● **Set exercise A**
Can you convert the entries, starting at the line containing "329, 879, 371]" and ending at the line containing "chart-title: EO Bandwidth", into a Markdown table with the columns Row and Line, leaving out blank lines?

● **Passage provided**
>> begin

# Divide and Conquer: MergeSort

Thursday, Jan 30, 2020
Algorithms JavaScript

Alright, now we see some good use of recursion. We know that if we can cut the problem size into half (as in binary search), we can solve the problem quicker. Can we employ this for sorting an array? Well, yes! Let's look into MergeSort. Again the concept is simple- instead of sorting the entire array in one go, we divide the array into two and sort the two smaller arrays instead. Ok, but how do we sort the two arrays?

This is where recursion comes to rescue. We continue to divide the array into ever smaller size until we are left with just one element which is already sorted. Huh, sounds bit hoaky. We need a single sorted array at the end, not n individual elements scattered around. How do we combine these smaller arrays to get the final sorted array?

This is where the merge part comes in. If we have two arrays that are sorted, we can merge these arrays by one pair of elements at a time. For example, if we have two rows of players already ordered by increasing height, we will compare the first player of first row with first player of second row and let in the player who is shorter. The taller of the two waits for the next comparison. We continue to do so until no player is left in any row. Pretty neat, huh!

## Pseudocode

function merge(array1, array2)
m = LENGTH(array1)
n = LENGTH(array2)
s = new Array[]
i = j = k = 0
while (i < m && j < n)
if (array1[i] < array2[j])      // compare element-wise and merge
s[k] = array1[i]
i = i + 1
else
s[k] = array2[j]
j = j + 1
k = k + 1
while (i < m)                       // tack on remaining elements if any
s[k] = array1[i]
i = i + 1
k = k + 1
while (j < n)                       // tack on remaining elements if any
s[k] = array2[j]
j = j + 1
k = k + 1
return s

function mergeSort(array)
n = LENGTH(array)
if n == 1
return array
m = floor((n + 1) / 2)
L = array[1 : m-1]
R = array[m : n]
return merge(mergeSort(L), mergeSort(R))

>> end

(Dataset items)
>> begin

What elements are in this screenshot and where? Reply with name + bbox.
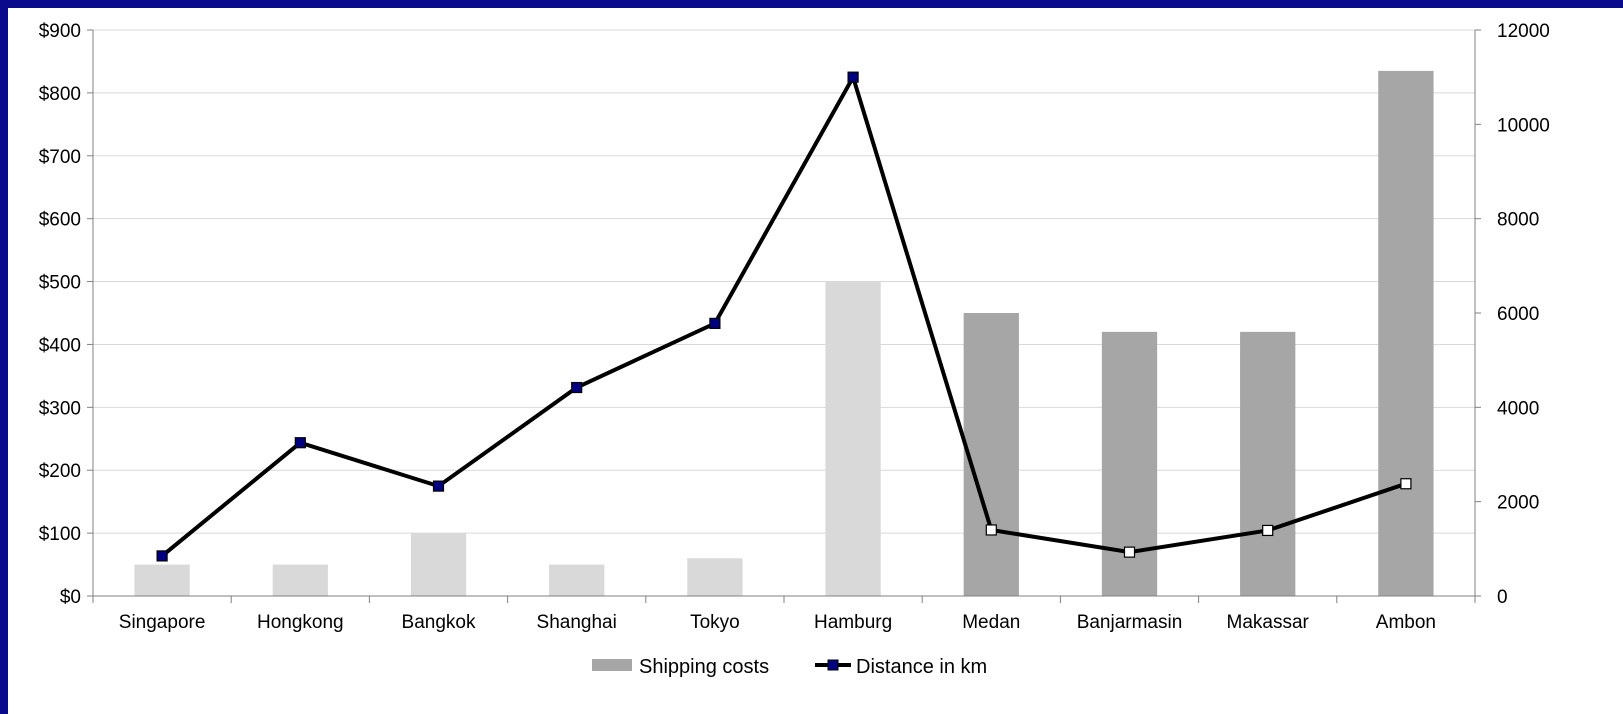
bar-makassar (1240, 331, 1296, 596)
legend: Shipping costs Distance in km (592, 656, 987, 678)
chart-frame: $0 $100 $200 $300 $400 $500 $600 $700 $800 $900 0… (8, 8, 1623, 714)
left-tick-label: $200 (39, 461, 81, 482)
legend-label-distance: Distance in km (856, 656, 987, 678)
marker-ambon (1400, 478, 1412, 490)
marker-singapore (156, 550, 168, 562)
left-tick-label: $0 (60, 587, 81, 608)
category-label: Banjarmasin (1077, 612, 1183, 633)
bar-singapore (134, 564, 190, 596)
right-tick-label: 6000 (1497, 304, 1539, 325)
bar-tokyo (687, 558, 743, 596)
marker-hamburg (847, 71, 859, 83)
marker-medan (985, 524, 997, 536)
legend-marker-distance (827, 659, 839, 671)
right-tick-label: 12000 (1497, 21, 1550, 42)
legend-label-shipping-costs: Shipping costs (639, 656, 769, 678)
left-tick-label: $800 (39, 84, 81, 105)
bar-bangkok (410, 533, 467, 596)
category-label: Singapore (119, 612, 206, 633)
category-label: Medan (962, 612, 1020, 633)
category-label: Tokyo (690, 612, 740, 633)
axes (87, 29, 1481, 603)
category-label: Hongkong (257, 612, 344, 633)
marker-banjarmasin (1123, 546, 1136, 558)
marker-shanghai (571, 381, 583, 394)
left-tick-label: $300 (39, 398, 81, 419)
category-label: Shanghai (537, 612, 617, 633)
left-tick-label: $700 (39, 147, 81, 168)
marker-bangkok (432, 480, 445, 492)
left-tick-label: $600 (39, 210, 81, 231)
category-label: Hamburg (814, 612, 892, 633)
category-label: Makassar (1227, 612, 1310, 633)
distance-line (160, 72, 1407, 558)
left-tick-label: $500 (39, 273, 81, 294)
right-axis-ticks: 0 2000 4000 6000 8000 10000 12000 (1497, 21, 1550, 608)
combo-chart: $0 $100 $200 $300 $400 $500 $600 $700 $800 $900 0… (39, 21, 1550, 678)
right-tick-label: 10000 (1497, 115, 1550, 136)
bar-ambon (1378, 70, 1434, 596)
bar-series-shipping-costs (134, 70, 1434, 596)
category-label: Bangkok (402, 612, 476, 633)
bar-hamburg (825, 281, 881, 596)
bar-hongkong (272, 564, 328, 596)
right-tick-label: 4000 (1497, 398, 1539, 419)
marker-tokyo (709, 317, 721, 329)
line-series-distance (156, 71, 1412, 562)
marker-makassar (1262, 524, 1274, 537)
left-tick-label: $900 (39, 21, 81, 42)
bar-medan (963, 313, 1019, 596)
category-axis-labels: Singapore Hongkong Bangkok Shanghai Tokyo Ham… (119, 612, 1436, 633)
right-tick-label: 2000 (1497, 493, 1539, 514)
right-tick-label: 8000 (1497, 210, 1539, 231)
bar-shanghai (549, 564, 605, 596)
marker-hongkong (294, 437, 306, 449)
gridlines (93, 29, 1475, 534)
left-tick-label: $400 (39, 335, 81, 356)
left-axis-ticks: $0 $100 $200 $300 $400 $500 $600 $700 $800 $900 (39, 21, 81, 608)
right-tick-label: 0 (1497, 587, 1508, 608)
left-tick-label: $100 (39, 524, 81, 545)
legend-swatch-shipping-costs (592, 659, 632, 671)
category-label: Ambon (1376, 612, 1436, 633)
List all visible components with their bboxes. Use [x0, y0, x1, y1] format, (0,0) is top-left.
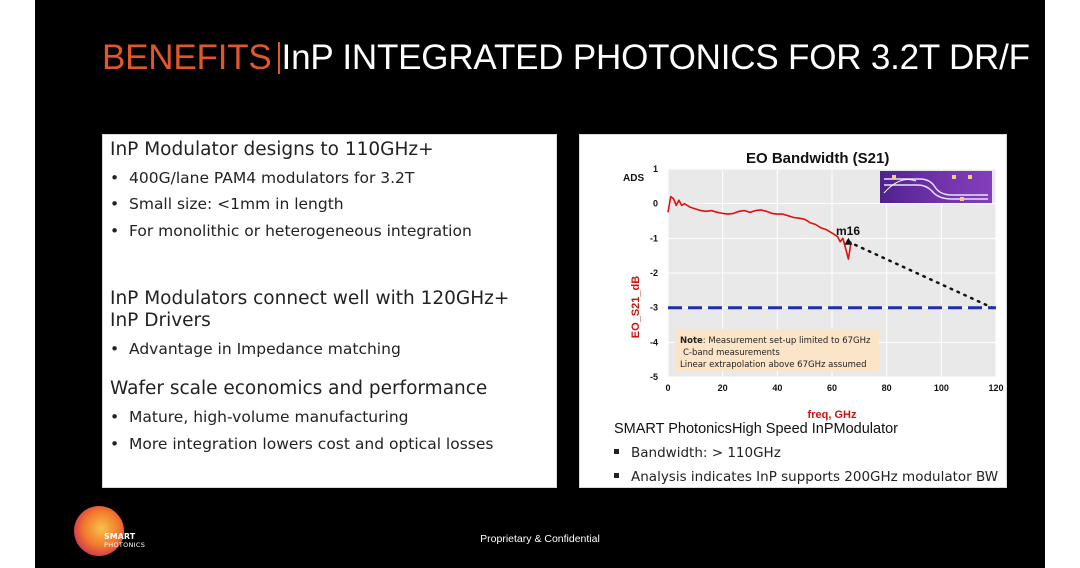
note-box	[675, 329, 879, 371]
note-line-2: C-band measurements	[683, 348, 780, 358]
note-line-3: Linear extrapolation above 67GHz assumed	[680, 360, 867, 370]
list-item-text: For monolithic or heterogeneous integrat…	[129, 222, 472, 240]
chart-title: EO Bandwidth (S21)	[746, 150, 889, 167]
logo-mark-icon	[74, 506, 124, 556]
caption-part: Modulator	[833, 421, 898, 437]
note-text: : Measurement set-up limited to 67GHz	[703, 336, 871, 346]
y-tick-label: -4	[650, 337, 658, 347]
logo-line-2: PHOTONICS	[104, 541, 146, 549]
y-tick-label: -5	[650, 372, 658, 382]
heading-line: InP Modulators connect well with 120GHz+	[110, 288, 510, 309]
list-item-text: Advantage in Impedance matching	[129, 340, 401, 358]
bullet-glyph: •	[110, 222, 120, 240]
gridlines	[667, 168, 997, 378]
bullet-glyph: •	[110, 408, 120, 426]
title-rest: InP INTEGRATED PHOTONICS FOR 3.2T DR/F	[281, 38, 1030, 77]
marker-label: m16	[836, 224, 860, 238]
y-tick-label: 0	[653, 199, 658, 209]
chip-photo	[880, 171, 992, 203]
chart-panel: 0 20 40 60 80 100 120 1 0 -1 -2 -3 -4 -5 EO Bandwidth…	[579, 134, 1007, 488]
list-item: • Small size: <1mm in length	[110, 194, 344, 214]
list-item: • For monolithic or heterogeneous integra…	[110, 221, 472, 241]
list-item: • Mature, high-volume manufacturing	[110, 407, 408, 427]
square-bullet-icon	[614, 449, 619, 454]
list-item-text: Mature, high-volume manufacturing	[129, 408, 409, 426]
y-tick-label: -3	[650, 303, 658, 313]
logo-text: SMART PHOTONICS	[104, 532, 145, 550]
y-tick-label: -1	[650, 233, 658, 243]
logo-line-1: SMART	[104, 532, 136, 541]
x-tick-label: 20	[718, 383, 728, 393]
list-item-text: Bandwidth: > 110GHz	[631, 445, 781, 461]
x-tick-label: 80	[882, 383, 892, 393]
list-item: Analysis indicates InP supports 200GHz m…	[614, 469, 998, 485]
list-item: • More integration lowers cost and optica…	[110, 434, 494, 454]
bullet-glyph: •	[110, 195, 120, 213]
benefits-panel: InP Modulator designs to 110GHz+ • 400G/l…	[102, 134, 557, 488]
eo-bandwidth-chart: 0 20 40 60 80 100 120 1 0 -1 -2 -3 -4 -5 EO Bandwidth…	[623, 150, 1004, 421]
section-heading-modulator: InP Modulator designs to 110GHz+	[110, 139, 434, 160]
section-heading-wafer: Wafer scale economics and performance	[110, 378, 488, 399]
y-axis-label: EO_S21_dB	[630, 276, 642, 338]
text-cursor	[277, 42, 280, 74]
bullet-glyph: •	[110, 340, 120, 358]
list-item: • 400G/lane PAM4 modulators for 3.2T	[110, 168, 414, 188]
x-tick-label: 100	[934, 383, 949, 393]
note-line-1: Note: Measurement set-up limited to 67GH…	[680, 336, 871, 346]
series-layer	[667, 195, 998, 311]
list-item-text: Small size: <1mm in length	[129, 195, 344, 213]
square-bullet-icon	[614, 473, 619, 478]
slide: BENEFITS InP INTEGRATED PHOTONICS FOR 3.2…	[35, 0, 1045, 568]
title-accent: BENEFITS	[102, 38, 272, 77]
list-item-text: 400G/lane PAM4 modulators for 3.2T	[129, 169, 415, 187]
list-item: • Advantage in Impedance matching	[110, 339, 401, 359]
series-line-linear-extrapolation	[847, 240, 998, 311]
x-tick-label: 60	[827, 383, 837, 393]
heading-line: InP Drivers	[110, 310, 211, 331]
y-tick-label: 1	[653, 164, 658, 174]
ads-label: ADS	[623, 173, 644, 184]
tick-labels: 0 20 40 60 80 100 120 1 0 -1 -2 -3 -4 -5	[650, 164, 1004, 393]
series-line-measured-eo-s21	[667, 195, 852, 260]
smart-photonics-logo: SMART PHOTONICS	[74, 506, 184, 556]
x-axis-label: freq, GHz	[808, 409, 857, 421]
chart-caption: SMART PhotonicsHigh Speed InPModulator	[614, 421, 898, 437]
list-item: Bandwidth: > 110GHz	[614, 445, 781, 461]
slide-title: BENEFITS InP INTEGRATED PHOTONICS FOR 3.2…	[102, 38, 1030, 78]
x-tick-label: 120	[988, 383, 1003, 393]
y-tick-label: -2	[650, 268, 658, 278]
note-label: Note	[680, 336, 703, 346]
section-heading-drivers: InP Modulators connect well with 120GHz+…	[110, 288, 509, 332]
list-item-text: More integration lowers cost and optical…	[129, 435, 494, 453]
bullet-glyph: •	[110, 169, 120, 187]
x-tick-label: 40	[772, 383, 782, 393]
x-tick-label: 0	[665, 383, 670, 393]
caption-part: SMART Photonics	[614, 421, 732, 437]
bullet-glyph: •	[110, 435, 120, 453]
caption-part: High Speed InP	[731, 421, 834, 437]
list-item-text: Analysis indicates InP supports 200GHz m…	[631, 469, 999, 485]
marker-m16-icon	[844, 237, 853, 245]
footer-confidential: Proprietary & Confidential	[480, 533, 600, 545]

>> end

● **Set exercise B**
Transcribe the MergeSort post starting at "This is where recursion" and ending at "m = LENGTH(array1)".

● **Exercise response A**
| Row | Line |
|---|---|
| 1 | note-box	[675, 329, 879, 371] |
| 2 | note-line-2: C-band measurements	[683, 348, 780, 358] |
| 3 | note-line-3: Linear extrapolation above 67GHz assumed	[680, 360, 867, 370] |
| 4 | list-item-text: For monolithic or heterogeneous integrat…	[129, 222, 472, 240] |
| 5 | chart-title: EO Bandwidth (S21)	[746, 150, 889, 167] |

● **Exercise response B**
This is where recursion comes to rescue. We continue to divide the array into ever smaller size until we are left with just one element which is already sorted. Huh, sounds bit hoaky. We need a single sorted array at the end, not n individual elements scattered around. How do we combine these smaller arrays to get the final sorted array?

This is where the merge part comes in. If we have two arrays that are sorted, we can merge these arrays by one pair of elements at a time. For example, if we have two rows of players already ordered by increasing height, we will compare the first player of first row with first player of second row and let in the player who is shorter. The taller of the two waits for the next comparison. We continue to do so until no player is left in any row. Pretty neat, huh!

## Pseudocode

function merge(array1, array2)
m = LENGTH(array1)